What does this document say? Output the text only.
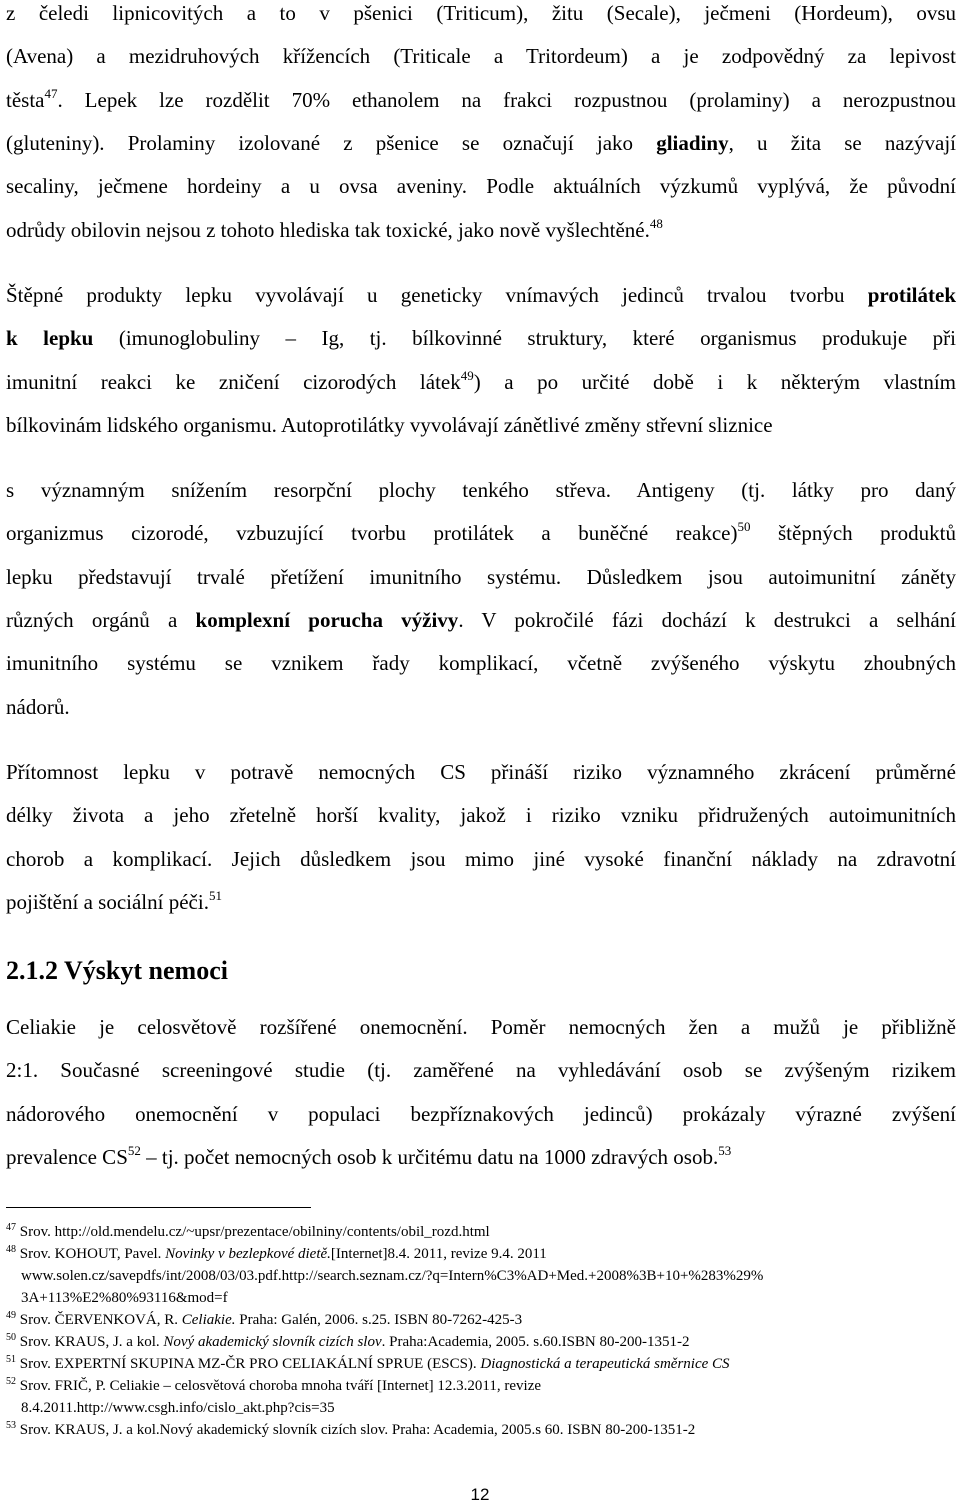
z čeledi lipnicovitých a to v pšenici (Triticum), žitu (Secale), ječmeni (Hordeum), ovsu
(Avena) a mezidruhových křížencích (Triticale a Tritordeum) a je zodpovědný za lepivost
těsta$^{47}$. Lepek lze rozdělit 70% ethanolem na frakci rozpustnou (prolaminy) a nerozpustnou
(gluteniny). Prolaminy izolované z pšenice se označují jako gliadiny, u žita se nazývají
secaliny, ječmene hordeiny a u ovsa aveniny. Podle aktuálních výzkumů vyplývá, že původní
odrůdy obilovin nejsou z tohoto hlediska tak toxické, jako nově vyšlechtěné.$^{48}$
Štěpné produkty lepku vyvolávají u geneticky vnímavých jedinců trvalou tvorbu protilátek
k lepku (imunoglobuliny – Ig, tj. bílkovinné struktury, které organismus produkuje při
imunitní reakci ke zničení cizorodých látek$^{49}$) a po určité době i k některým vlastním
bílkovinám lidského organismu. Autoprotilátky vyvolávají zánětlivé změny střevní sliznice
s významným snížením resorpční plochy tenkého střeva. Antigeny (tj. látky pro daný
organizmus cizorodé, vzbuzující tvorbu protilátek a buněčné reakce)$^{50}$ štěpných produktů
lepku představují trvalé přetížení imunitního systému. Důsledkem jsou autoimunitní záněty
různých orgánů a komplexní porucha výživy. V pokročilé fázi dochází k destrukci a selhání
imunitního systému se vznikem řady komplikací, včetně zvýšeného výskytu zhoubných
nádorů.
Přítomnost lepku v potravě nemocných CS přináší riziko významného zkrácení průměrné
délky života a jeho zřetelně horší kvality, jakož i riziko vzniku přidružených autoimunitních
chorob a komplikací. Jejich důsledkem jsou mimo jiné vysoké finanční náklady na zdravotní
pojištění a sociální péči.$^{51}$
2.1.2 Výskyt nemoci
Celiakie je celosvětově rozšířené onemocnění. Poměr nemocných žen a mužů je přibližně
2:1. Současné screeningové studie (tj. zaměřené na vyhledávání osob se zvýšeným rizikem
nádorového onemocnění v populaci bezpříznakových jedinců) prokázaly výrazné zvýšení
prevalence CS$^{52}$ – tj. počet nemocných osob k určitému datu na 1000 zdravých osob.$^{53}$
$^{47}$ Srov. http://old.mendelu.cz/~upsr/prezentace/obilniny/contents/obil_rozd.html
$^{48}$ Srov. KOHOUT, Pavel. Novinky v bezlepkové dietě.[Internet]8.4. 2011, revize 9.4. 2011
www.solen.cz/savepdfs/int/2008/03/03.pdf.http://search.seznam.cz/?q=Intern%C3%AD+Med.+2008%3B+10+%283%29%
3A+113%E2%80%93116&mod=f
$^{49}$ Srov. ČERVENKOVÁ, R. Celiakie. Praha: Galén, 2006. s.25. ISBN 80-7262-425-3
$^{50}$ Srov. KRAUS, J. a kol. Nový akademický slovník cizích slov. Praha:Academia, 2005. s.60.ISBN 80-200-1351-2
$^{51}$ Srov. EXPERTNÍ SKUPINA MZ-ČR PRO CELIAKÁLNÍ SPRUE (ESCS). Diagnostická a terapeutická směrnice CS
$^{52}$ Srov. FRIČ, P. Celiakie – celosvětová choroba mnoha tváří [Internet] 12.3.2011, revize
8.4.2011.http://www.csgh.info/cislo_akt.php?cis=35
$^{53}$ Srov. KRAUS, J. a kol.Nový akademický slovník cizích slov. Praha: Academia, 2005.s 60. ISBN 80-200-1351-2
12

◇ ◇ ◇ ◇ ◇

■ PROBLEM TO SOLVE ■
Check each line above for the string "ISBN", then copy the ones that have it.

■ COMPLETED EXERCISE ■
$^{49}$ Srov. ČERVENKOVÁ, R. Celiakie. Praha: Galén, 2006. s.25. ISBN 80-7262-425-3
$^{50}$ Srov. KRAUS, J. a kol. Nový akademický slovník cizích slov. Praha:Academia, 2005. s.60.ISBN 80-200-1351-2
$^{53}$ Srov. KRAUS, J. a kol.Nový akademický slovník cizích slov. Praha: Academia, 2005.s 60. ISBN 80-200-1351-2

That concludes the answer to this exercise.